## Your goal:
All of the records below need to be copied exactly.

## Dataset rows:
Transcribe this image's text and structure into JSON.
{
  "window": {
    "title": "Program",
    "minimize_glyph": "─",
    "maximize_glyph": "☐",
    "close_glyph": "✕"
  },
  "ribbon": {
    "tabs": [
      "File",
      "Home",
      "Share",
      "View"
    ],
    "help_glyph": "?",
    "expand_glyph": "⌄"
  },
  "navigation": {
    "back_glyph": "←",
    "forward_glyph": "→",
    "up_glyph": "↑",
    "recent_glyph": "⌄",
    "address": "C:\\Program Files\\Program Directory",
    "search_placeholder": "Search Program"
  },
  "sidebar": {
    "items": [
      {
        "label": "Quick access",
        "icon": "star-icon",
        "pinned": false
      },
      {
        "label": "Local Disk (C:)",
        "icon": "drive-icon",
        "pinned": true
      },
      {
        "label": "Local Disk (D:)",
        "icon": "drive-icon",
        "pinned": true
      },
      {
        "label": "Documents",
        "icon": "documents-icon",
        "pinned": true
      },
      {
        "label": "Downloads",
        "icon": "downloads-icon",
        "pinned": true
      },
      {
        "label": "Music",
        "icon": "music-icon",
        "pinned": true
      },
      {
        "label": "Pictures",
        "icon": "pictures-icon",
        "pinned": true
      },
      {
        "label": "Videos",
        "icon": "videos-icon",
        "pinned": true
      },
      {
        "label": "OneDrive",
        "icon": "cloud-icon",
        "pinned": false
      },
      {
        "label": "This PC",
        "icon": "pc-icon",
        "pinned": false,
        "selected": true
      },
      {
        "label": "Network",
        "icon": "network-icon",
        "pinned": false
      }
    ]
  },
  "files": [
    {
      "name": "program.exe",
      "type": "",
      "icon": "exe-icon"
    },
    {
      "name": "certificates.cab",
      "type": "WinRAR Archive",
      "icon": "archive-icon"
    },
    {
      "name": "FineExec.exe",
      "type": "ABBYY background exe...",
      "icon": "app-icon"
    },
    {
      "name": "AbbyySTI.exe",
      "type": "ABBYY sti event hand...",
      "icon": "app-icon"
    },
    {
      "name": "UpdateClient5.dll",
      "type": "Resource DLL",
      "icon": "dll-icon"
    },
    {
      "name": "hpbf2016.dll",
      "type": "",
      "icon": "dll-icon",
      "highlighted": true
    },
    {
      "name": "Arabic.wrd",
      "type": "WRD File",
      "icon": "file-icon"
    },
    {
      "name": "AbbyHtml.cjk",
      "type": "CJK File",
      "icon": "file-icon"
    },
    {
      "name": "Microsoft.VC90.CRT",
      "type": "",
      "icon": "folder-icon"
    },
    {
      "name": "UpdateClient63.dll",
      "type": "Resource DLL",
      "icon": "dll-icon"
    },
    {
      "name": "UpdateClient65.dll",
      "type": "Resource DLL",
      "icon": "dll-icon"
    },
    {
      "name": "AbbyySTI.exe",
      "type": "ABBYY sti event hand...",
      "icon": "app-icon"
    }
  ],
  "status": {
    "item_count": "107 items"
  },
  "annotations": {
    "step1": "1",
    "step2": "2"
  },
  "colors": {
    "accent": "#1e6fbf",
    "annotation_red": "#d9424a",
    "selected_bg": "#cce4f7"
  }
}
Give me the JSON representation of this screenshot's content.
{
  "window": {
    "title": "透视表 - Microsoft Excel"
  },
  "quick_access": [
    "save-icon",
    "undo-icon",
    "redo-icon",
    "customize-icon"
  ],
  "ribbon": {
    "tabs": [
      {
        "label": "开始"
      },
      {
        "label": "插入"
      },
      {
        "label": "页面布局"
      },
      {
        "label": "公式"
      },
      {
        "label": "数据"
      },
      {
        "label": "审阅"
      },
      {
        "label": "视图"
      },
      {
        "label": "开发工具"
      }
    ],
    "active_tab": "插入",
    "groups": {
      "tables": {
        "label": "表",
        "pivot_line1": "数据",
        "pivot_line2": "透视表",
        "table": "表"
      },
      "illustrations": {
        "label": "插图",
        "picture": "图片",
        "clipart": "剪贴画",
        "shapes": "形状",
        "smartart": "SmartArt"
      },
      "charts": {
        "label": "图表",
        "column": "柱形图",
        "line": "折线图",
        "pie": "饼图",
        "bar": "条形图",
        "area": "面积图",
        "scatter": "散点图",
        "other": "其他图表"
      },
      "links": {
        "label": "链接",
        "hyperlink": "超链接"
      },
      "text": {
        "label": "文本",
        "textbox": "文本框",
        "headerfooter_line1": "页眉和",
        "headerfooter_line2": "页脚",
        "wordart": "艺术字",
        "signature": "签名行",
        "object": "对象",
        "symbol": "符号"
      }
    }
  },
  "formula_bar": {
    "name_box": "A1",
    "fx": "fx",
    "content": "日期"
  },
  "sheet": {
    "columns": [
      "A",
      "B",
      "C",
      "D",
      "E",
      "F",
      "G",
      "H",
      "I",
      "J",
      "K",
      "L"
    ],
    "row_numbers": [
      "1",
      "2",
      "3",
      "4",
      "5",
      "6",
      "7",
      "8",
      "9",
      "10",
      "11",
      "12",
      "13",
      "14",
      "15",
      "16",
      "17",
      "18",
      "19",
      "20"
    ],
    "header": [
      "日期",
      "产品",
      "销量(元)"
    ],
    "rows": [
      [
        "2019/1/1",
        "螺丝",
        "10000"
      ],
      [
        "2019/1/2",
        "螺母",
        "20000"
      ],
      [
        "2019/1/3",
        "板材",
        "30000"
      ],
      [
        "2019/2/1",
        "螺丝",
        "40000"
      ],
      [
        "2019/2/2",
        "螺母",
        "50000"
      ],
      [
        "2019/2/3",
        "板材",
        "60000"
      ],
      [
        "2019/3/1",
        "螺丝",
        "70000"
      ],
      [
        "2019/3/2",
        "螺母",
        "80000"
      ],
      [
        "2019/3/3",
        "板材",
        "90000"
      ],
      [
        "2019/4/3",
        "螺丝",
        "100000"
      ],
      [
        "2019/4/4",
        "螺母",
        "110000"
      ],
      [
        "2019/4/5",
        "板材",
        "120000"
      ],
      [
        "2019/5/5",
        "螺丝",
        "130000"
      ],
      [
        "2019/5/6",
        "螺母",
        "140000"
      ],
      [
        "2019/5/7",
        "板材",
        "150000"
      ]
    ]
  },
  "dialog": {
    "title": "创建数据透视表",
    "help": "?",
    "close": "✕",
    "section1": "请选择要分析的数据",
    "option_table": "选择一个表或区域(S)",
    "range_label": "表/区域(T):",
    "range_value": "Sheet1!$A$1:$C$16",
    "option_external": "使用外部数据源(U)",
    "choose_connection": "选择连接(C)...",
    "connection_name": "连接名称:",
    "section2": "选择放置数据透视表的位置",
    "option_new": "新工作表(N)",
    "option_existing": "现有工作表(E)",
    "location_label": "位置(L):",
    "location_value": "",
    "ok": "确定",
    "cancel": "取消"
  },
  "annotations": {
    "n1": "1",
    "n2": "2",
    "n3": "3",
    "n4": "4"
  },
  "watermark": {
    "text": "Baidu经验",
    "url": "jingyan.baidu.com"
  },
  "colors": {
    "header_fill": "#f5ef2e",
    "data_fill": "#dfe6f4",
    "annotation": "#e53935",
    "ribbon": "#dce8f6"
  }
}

## Correct result:
Transcribe this image's text and structure into JSON.
{
  "window": {
    "title": "Program",
    "minimize_glyph": "─",
    "maximize_glyph": "☐",
    "close_glyph": "✕"
  },
  "ribbon": {
    "tabs": [
      "File",
      "Home",
      "Share",
      "View"
    ],
    "help_glyph": "?",
    "expand_glyph": "⌄"
  },
  "navigation": {
    "back_glyph": "←",
    "forward_glyph": "→",
    "up_glyph": "↑",
    "recent_glyph": "⌄",
    "address": "C:\\Program Files\\Program Directory",
    "search_placeholder": "Search Program"
  },
  "sidebar": {
    "items": [
      {
        "label": "Quick access",
        "icon": "star-icon",
        "pinned": false
      },
      {
        "label": "Local Disk (C:)",
        "icon": "drive-icon",
        "pinned": true
      },
      {
        "label": "Local Disk (D:)",
        "icon": "drive-icon",
        "pinned": true
      },
      {
        "label": "Documents",
        "icon": "documents-icon",
        "pinned": true
      },
      {
        "label": "Downloads",
        "icon": "downloads-icon",
        "pinned": true
      },
      {
        "label": "Music",
        "icon": "music-icon",
        "pinned": true
      },
      {
        "label": "Pictures",
        "icon": "pictures-icon",
        "pinned": true
      },
      {
        "label": "Videos",
        "icon": "videos-icon",
        "pinned": true
      },
      {
        "label": "OneDrive",
        "icon": "cloud-icon",
        "pinned": false
      },
      {
        "label": "This PC",
        "icon": "pc-icon",
        "pinned": false,
        "selected": true
      },
      {
        "label": "Network",
        "icon": "network-icon",
        "pinned": false
      }
    ]
  },
  "files": [
    {
      "name": "program.exe",
      "type": "",
      "icon": "exe-icon"
    },
    {
      "name": "certificates.cab",
      "type": "WinRAR Archive",
      "icon": "archive-icon"
    },
    {
      "name": "FineExec.exe",
      "type": "ABBYY background exe...",
      "icon": "app-icon"
    },
    {
      "name": "AbbyySTI.exe",
      "type": "ABBYY sti event hand...",
      "icon": "app-icon"
    },
    {
      "name": "UpdateClient5.dll",
      "type": "Resource DLL",
      "icon": "dll-icon"
    },
    {
      "name": "hpbf2016.dll",
      "type": "",
      "icon": "dll-icon",
      "highlighted": true
    },
    {
      "name": "Arabic.wrd",
      "type": "WRD File",
      "icon": "file-icon"
    },
    {
      "name": "AbbyHtml.cjk",
      "type": "CJK File",
      "icon": "file-icon"
    },
    {
      "name": "Microsoft.VC90.CRT",
      "type": "",
      "icon": "folder-icon"
    },
    {
      "name": "UpdateClient63.dll",
      "type": "Resource DLL",
      "icon": "dll-icon"
    },
    {
      "name": "UpdateClient65.dll",
      "type": "Resource DLL",
      "icon": "dll-icon"
    },
    {
      "name": "AbbyySTI.exe",
      "type": "ABBYY sti event hand...",
      "icon": "app-icon"
    }
  ],
  "status": {
    "item_count": "107 items"
  },
  "annotations": {
    "step1": "1",
    "step2": "2"
  },
  "colors": {
    "accent": "#1e6fbf",
    "annotation_red": "#d9424a",
    "selected_bg": "#cce4f7"
  }
}
Give me the JSON representation of this screenshot's content.
{
  "window": {
    "title": "透视表 - Microsoft Excel"
  },
  "quick_access": [
    "save-icon",
    "undo-icon",
    "redo-icon",
    "customize-icon"
  ],
  "ribbon": {
    "tabs": [
      {
        "label": "开始"
      },
      {
        "label": "插入"
      },
      {
        "label": "页面布局"
      },
      {
        "label": "公式"
      },
      {
        "label": "数据"
      },
      {
        "label": "审阅"
      },
      {
        "label": "视图"
      },
      {
        "label": "开发工具"
      }
    ],
    "active_tab": "插入",
    "groups": {
      "tables": {
        "label": "表",
        "pivot_line1": "数据",
        "pivot_line2": "透视表",
        "table": "表"
      },
      "illustrations": {
        "label": "插图",
        "picture": "图片",
        "clipart": "剪贴画",
        "shapes": "形状",
        "smartart": "SmartArt"
      },
      "charts": {
        "label": "图表",
        "column": "柱形图",
        "line": "折线图",
        "pie": "饼图",
        "bar": "条形图",
        "area": "面积图",
        "scatter": "散点图",
        "other": "其他图表"
      },
      "links": {
        "label": "链接",
        "hyperlink": "超链接"
      },
      "text": {
        "label": "文本",
        "textbox": "文本框",
        "headerfooter_line1": "页眉和",
        "headerfooter_line2": "页脚",
        "wordart": "艺术字",
        "signature": "签名行",
        "object": "对象",
        "symbol": "符号"
      }
    }
  },
  "formula_bar": {
    "name_box": "A1",
    "fx": "fx",
    "content": "日期"
  },
  "sheet": {
    "columns": [
      "A",
      "B",
      "C",
      "D",
      "E",
      "F",
      "G",
      "H",
      "I",
      "J",
      "K",
      "L"
    ],
    "row_numbers": [
      "1",
      "2",
      "3",
      "4",
      "5",
      "6",
      "7",
      "8",
      "9",
      "10",
      "11",
      "12",
      "13",
      "14",
      "15",
      "16",
      "17",
      "18",
      "19",
      "20"
    ],
    "header": [
      "日期",
      "产品",
      "销量(元)"
    ],
    "rows": [
      [
        "2019/1/1",
        "螺丝",
        "10000"
      ],
      [
        "2019/1/2",
        "螺母",
        "20000"
      ],
      [
        "2019/1/3",
        "板材",
        "30000"
      ],
      [
        "2019/2/1",
        "螺丝",
        "40000"
      ],
      [
        "2019/2/2",
        "螺母",
        "50000"
      ],
      [
        "2019/2/3",
        "板材",
        "60000"
      ],
      [
        "2019/3/1",
        "螺丝",
        "70000"
      ],
      [
        "2019/3/2",
        "螺母",
        "80000"
      ],
      [
        "2019/3/3",
        "板材",
        "90000"
      ],
      [
        "2019/4/3",
        "螺丝",
        "100000"
      ],
      [
        "2019/4/4",
        "螺母",
        "110000"
      ],
      [
        "2019/4/5",
        "板材",
        "120000"
      ],
      [
        "2019/5/5",
        "螺丝",
        "130000"
      ],
      [
        "2019/5/6",
        "螺母",
        "140000"
      ],
      [
        "2019/5/7",
        "板材",
        "150000"
      ]
    ]
  },
  "dialog": {
    "title": "创建数据透视表",
    "help": "?",
    "close": "✕",
    "section1": "请选择要分析的数据",
    "option_table": "选择一个表或区域(S)",
    "range_label": "表/区域(T):",
    "range_value": "Sheet1!$A$1:$C$16",
    "option_external": "使用外部数据源(U)",
    "choose_connection": "选择连接(C)...",
    "connection_name": "连接名称:",
    "section2": "选择放置数据透视表的位置",
    "option_new": "新工作表(N)",
    "option_existing": "现有工作表(E)",
    "location_label": "位置(L):",
    "location_value": "",
    "ok": "确定",
    "cancel": "取消"
  },
  "annotations": {
    "n1": "1",
    "n2": "2",
    "n3": "3",
    "n4": "4"
  },
  "watermark": {
    "text": "Baidu经验",
    "url": "jingyan.baidu.com"
  },
  "colors": {
    "header_fill": "#f5ef2e",
    "data_fill": "#dfe6f4",
    "annotation": "#e53935",
    "ribbon": "#dce8f6"
  }
}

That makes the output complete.